→ **GOAL OF THE EXERCISE**: Your task is to extract every line from the material below exactly.

→ **PROVIDED DATA**:
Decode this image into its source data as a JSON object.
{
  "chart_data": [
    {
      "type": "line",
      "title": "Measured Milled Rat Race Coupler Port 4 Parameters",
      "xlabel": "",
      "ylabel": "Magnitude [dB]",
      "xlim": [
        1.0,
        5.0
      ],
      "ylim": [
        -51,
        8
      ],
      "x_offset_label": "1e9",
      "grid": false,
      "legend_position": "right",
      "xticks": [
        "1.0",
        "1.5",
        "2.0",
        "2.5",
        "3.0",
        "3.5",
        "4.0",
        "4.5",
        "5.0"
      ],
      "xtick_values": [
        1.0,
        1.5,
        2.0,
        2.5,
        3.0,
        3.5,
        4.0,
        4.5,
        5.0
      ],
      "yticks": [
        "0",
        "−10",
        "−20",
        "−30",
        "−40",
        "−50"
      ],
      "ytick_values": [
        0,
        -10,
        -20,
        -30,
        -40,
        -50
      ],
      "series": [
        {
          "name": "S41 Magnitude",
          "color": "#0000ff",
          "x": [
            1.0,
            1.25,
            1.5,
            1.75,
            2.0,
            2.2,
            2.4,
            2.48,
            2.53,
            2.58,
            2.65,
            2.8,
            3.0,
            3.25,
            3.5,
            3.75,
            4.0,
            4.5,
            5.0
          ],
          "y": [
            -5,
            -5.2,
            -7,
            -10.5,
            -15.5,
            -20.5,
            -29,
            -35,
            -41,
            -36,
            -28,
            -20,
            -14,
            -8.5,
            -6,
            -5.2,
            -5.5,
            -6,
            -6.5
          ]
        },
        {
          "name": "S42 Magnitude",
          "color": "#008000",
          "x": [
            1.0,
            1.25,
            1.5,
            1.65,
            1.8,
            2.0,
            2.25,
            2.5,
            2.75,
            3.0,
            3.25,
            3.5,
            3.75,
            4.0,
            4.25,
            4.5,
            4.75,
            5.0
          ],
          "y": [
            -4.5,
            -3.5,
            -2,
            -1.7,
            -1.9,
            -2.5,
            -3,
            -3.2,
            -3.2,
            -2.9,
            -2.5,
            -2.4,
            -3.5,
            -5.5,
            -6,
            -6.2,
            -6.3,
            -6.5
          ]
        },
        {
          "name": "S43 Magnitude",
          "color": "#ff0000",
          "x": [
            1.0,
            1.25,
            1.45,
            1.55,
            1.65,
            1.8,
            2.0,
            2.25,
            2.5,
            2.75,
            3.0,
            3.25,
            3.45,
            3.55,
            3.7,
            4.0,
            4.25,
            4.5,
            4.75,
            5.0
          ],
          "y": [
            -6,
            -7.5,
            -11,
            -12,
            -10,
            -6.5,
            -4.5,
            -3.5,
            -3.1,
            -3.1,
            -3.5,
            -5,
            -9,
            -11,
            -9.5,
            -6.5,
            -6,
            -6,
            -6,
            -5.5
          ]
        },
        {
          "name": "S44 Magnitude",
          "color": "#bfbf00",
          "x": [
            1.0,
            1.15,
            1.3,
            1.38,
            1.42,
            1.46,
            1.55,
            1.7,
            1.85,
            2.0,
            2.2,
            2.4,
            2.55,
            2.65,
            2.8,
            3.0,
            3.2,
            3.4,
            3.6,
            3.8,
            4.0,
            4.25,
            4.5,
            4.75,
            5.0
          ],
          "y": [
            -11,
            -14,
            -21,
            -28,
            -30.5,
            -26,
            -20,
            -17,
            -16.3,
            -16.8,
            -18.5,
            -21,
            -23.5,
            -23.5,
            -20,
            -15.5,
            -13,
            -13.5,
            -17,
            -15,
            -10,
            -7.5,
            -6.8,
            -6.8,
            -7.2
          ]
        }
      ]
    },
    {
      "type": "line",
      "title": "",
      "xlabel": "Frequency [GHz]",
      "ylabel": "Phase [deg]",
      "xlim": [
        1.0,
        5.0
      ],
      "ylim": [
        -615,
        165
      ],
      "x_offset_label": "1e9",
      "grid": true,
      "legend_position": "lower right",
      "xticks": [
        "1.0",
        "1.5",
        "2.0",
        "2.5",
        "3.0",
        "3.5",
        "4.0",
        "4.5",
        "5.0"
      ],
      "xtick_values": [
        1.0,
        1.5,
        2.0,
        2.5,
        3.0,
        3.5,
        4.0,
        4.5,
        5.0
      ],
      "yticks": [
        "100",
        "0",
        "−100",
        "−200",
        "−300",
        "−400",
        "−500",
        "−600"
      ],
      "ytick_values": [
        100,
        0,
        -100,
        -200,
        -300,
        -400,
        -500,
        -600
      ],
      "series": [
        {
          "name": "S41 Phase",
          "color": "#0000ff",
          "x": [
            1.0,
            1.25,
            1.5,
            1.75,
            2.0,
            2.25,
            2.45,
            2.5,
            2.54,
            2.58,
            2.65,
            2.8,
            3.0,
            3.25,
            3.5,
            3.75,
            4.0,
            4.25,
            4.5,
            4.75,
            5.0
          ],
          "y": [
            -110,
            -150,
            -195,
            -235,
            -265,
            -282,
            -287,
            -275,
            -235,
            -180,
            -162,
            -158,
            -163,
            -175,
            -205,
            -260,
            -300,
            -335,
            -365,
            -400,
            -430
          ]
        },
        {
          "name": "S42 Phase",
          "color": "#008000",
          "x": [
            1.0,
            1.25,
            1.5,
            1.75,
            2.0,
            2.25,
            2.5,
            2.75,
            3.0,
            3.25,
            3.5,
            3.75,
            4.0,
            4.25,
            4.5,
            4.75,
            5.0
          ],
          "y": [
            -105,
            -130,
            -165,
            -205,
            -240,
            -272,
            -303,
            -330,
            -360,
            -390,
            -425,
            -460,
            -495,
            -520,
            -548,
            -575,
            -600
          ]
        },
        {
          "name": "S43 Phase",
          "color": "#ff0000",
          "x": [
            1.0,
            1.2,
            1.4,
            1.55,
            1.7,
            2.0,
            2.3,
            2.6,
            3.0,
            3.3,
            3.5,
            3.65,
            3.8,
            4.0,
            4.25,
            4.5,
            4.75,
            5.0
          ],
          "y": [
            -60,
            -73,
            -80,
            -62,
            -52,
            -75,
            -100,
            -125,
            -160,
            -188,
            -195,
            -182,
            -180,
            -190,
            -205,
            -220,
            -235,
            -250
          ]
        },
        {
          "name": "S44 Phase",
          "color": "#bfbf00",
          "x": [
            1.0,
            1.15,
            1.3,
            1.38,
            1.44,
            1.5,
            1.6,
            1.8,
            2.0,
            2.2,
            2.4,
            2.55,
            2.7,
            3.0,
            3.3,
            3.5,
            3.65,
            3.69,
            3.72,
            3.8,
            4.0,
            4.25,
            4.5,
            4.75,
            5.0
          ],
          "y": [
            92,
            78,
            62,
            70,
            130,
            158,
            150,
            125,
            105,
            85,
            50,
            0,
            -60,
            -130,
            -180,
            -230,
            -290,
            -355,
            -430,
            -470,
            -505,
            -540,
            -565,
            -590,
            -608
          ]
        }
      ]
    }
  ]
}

→ **WORKED ANSWER**:
Decode this image into its source data as a JSON object.
{
  "chart_data": [
    {
      "type": "line",
      "title": "Measured Milled Rat Race Coupler Port 4 Parameters",
      "xlabel": "",
      "ylabel": "Magnitude [dB]",
      "xlim": [
        1.0,
        5.0
      ],
      "ylim": [
        -51,
        8
      ],
      "x_offset_label": "1e9",
      "grid": false,
      "legend_position": "right",
      "xticks": [
        "1.0",
        "1.5",
        "2.0",
        "2.5",
        "3.0",
        "3.5",
        "4.0",
        "4.5",
        "5.0"
      ],
      "xtick_values": [
        1.0,
        1.5,
        2.0,
        2.5,
        3.0,
        3.5,
        4.0,
        4.5,
        5.0
      ],
      "yticks": [
        "0",
        "−10",
        "−20",
        "−30",
        "−40",
        "−50"
      ],
      "ytick_values": [
        0,
        -10,
        -20,
        -30,
        -40,
        -50
      ],
      "series": [
        {
          "name": "S41 Magnitude",
          "color": "#0000ff",
          "x": [
            1.0,
            1.25,
            1.5,
            1.75,
            2.0,
            2.2,
            2.4,
            2.48,
            2.53,
            2.58,
            2.65,
            2.8,
            3.0,
            3.25,
            3.5,
            3.75,
            4.0,
            4.5,
            5.0
          ],
          "y": [
            -5,
            -5.2,
            -7,
            -10.5,
            -15.5,
            -20.5,
            -29,
            -35,
            -41,
            -36,
            -28,
            -20,
            -14,
            -8.5,
            -6,
            -5.2,
            -5.5,
            -6,
            -6.5
          ]
        },
        {
          "name": "S42 Magnitude",
          "color": "#008000",
          "x": [
            1.0,
            1.25,
            1.5,
            1.65,
            1.8,
            2.0,
            2.25,
            2.5,
            2.75,
            3.0,
            3.25,
            3.5,
            3.75,
            4.0,
            4.25,
            4.5,
            4.75,
            5.0
          ],
          "y": [
            -4.5,
            -3.5,
            -2,
            -1.7,
            -1.9,
            -2.5,
            -3,
            -3.2,
            -3.2,
            -2.9,
            -2.5,
            -2.4,
            -3.5,
            -5.5,
            -6,
            -6.2,
            -6.3,
            -6.5
          ]
        },
        {
          "name": "S43 Magnitude",
          "color": "#ff0000",
          "x": [
            1.0,
            1.25,
            1.45,
            1.55,
            1.65,
            1.8,
            2.0,
            2.25,
            2.5,
            2.75,
            3.0,
            3.25,
            3.45,
            3.55,
            3.7,
            4.0,
            4.25,
            4.5,
            4.75,
            5.0
          ],
          "y": [
            -6,
            -7.5,
            -11,
            -12,
            -10,
            -6.5,
            -4.5,
            -3.5,
            -3.1,
            -3.1,
            -3.5,
            -5,
            -9,
            -11,
            -9.5,
            -6.5,
            -6,
            -6,
            -6,
            -5.5
          ]
        },
        {
          "name": "S44 Magnitude",
          "color": "#bfbf00",
          "x": [
            1.0,
            1.15,
            1.3,
            1.38,
            1.42,
            1.46,
            1.55,
            1.7,
            1.85,
            2.0,
            2.2,
            2.4,
            2.55,
            2.65,
            2.8,
            3.0,
            3.2,
            3.4,
            3.6,
            3.8,
            4.0,
            4.25,
            4.5,
            4.75,
            5.0
          ],
          "y": [
            -11,
            -14,
            -21,
            -28,
            -30.5,
            -26,
            -20,
            -17,
            -16.3,
            -16.8,
            -18.5,
            -21,
            -23.5,
            -23.5,
            -20,
            -15.5,
            -13,
            -13.5,
            -17,
            -15,
            -10,
            -7.5,
            -6.8,
            -6.8,
            -7.2
          ]
        }
      ]
    },
    {
      "type": "line",
      "title": "",
      "xlabel": "Frequency [GHz]",
      "ylabel": "Phase [deg]",
      "xlim": [
        1.0,
        5.0
      ],
      "ylim": [
        -615,
        165
      ],
      "x_offset_label": "1e9",
      "grid": true,
      "legend_position": "lower right",
      "xticks": [
        "1.0",
        "1.5",
        "2.0",
        "2.5",
        "3.0",
        "3.5",
        "4.0",
        "4.5",
        "5.0"
      ],
      "xtick_values": [
        1.0,
        1.5,
        2.0,
        2.5,
        3.0,
        3.5,
        4.0,
        4.5,
        5.0
      ],
      "yticks": [
        "100",
        "0",
        "−100",
        "−200",
        "−300",
        "−400",
        "−500",
        "−600"
      ],
      "ytick_values": [
        100,
        0,
        -100,
        -200,
        -300,
        -400,
        -500,
        -600
      ],
      "series": [
        {
          "name": "S41 Phase",
          "color": "#0000ff",
          "x": [
            1.0,
            1.25,
            1.5,
            1.75,
            2.0,
            2.25,
            2.45,
            2.5,
            2.54,
            2.58,
            2.65,
            2.8,
            3.0,
            3.25,
            3.5,
            3.75,
            4.0,
            4.25,
            4.5,
            4.75,
            5.0
          ],
          "y": [
            -110,
            -150,
            -195,
            -235,
            -265,
            -282,
            -287,
            -275,
            -235,
            -180,
            -162,
            -158,
            -163,
            -175,
            -205,
            -260,
            -300,
            -335,
            -365,
            -400,
            -430
          ]
        },
        {
          "name": "S42 Phase",
          "color": "#008000",
          "x": [
            1.0,
            1.25,
            1.5,
            1.75,
            2.0,
            2.25,
            2.5,
            2.75,
            3.0,
            3.25,
            3.5,
            3.75,
            4.0,
            4.25,
            4.5,
            4.75,
            5.0
          ],
          "y": [
            -105,
            -130,
            -165,
            -205,
            -240,
            -272,
            -303,
            -330,
            -360,
            -390,
            -425,
            -460,
            -495,
            -520,
            -548,
            -575,
            -600
          ]
        },
        {
          "name": "S43 Phase",
          "color": "#ff0000",
          "x": [
            1.0,
            1.2,
            1.4,
            1.55,
            1.7,
            2.0,
            2.3,
            2.6,
            3.0,
            3.3,
            3.5,
            3.65,
            3.8,
            4.0,
            4.25,
            4.5,
            4.75,
            5.0
          ],
          "y": [
            -60,
            -73,
            -80,
            -62,
            -52,
            -75,
            -100,
            -125,
            -160,
            -188,
            -195,
            -182,
            -180,
            -190,
            -205,
            -220,
            -235,
            -250
          ]
        },
        {
          "name": "S44 Phase",
          "color": "#bfbf00",
          "x": [
            1.0,
            1.15,
            1.3,
            1.38,
            1.44,
            1.5,
            1.6,
            1.8,
            2.0,
            2.2,
            2.4,
            2.55,
            2.7,
            3.0,
            3.3,
            3.5,
            3.65,
            3.69,
            3.72,
            3.8,
            4.0,
            4.25,
            4.5,
            4.75,
            5.0
          ],
          "y": [
            92,
            78,
            62,
            70,
            130,
            158,
            150,
            125,
            105,
            85,
            50,
            0,
            -60,
            -130,
            -180,
            -230,
            -290,
            -355,
            -430,
            -470,
            -505,
            -540,
            -565,
            -590,
            -608
          ]
        }
      ]
    }
  ]
}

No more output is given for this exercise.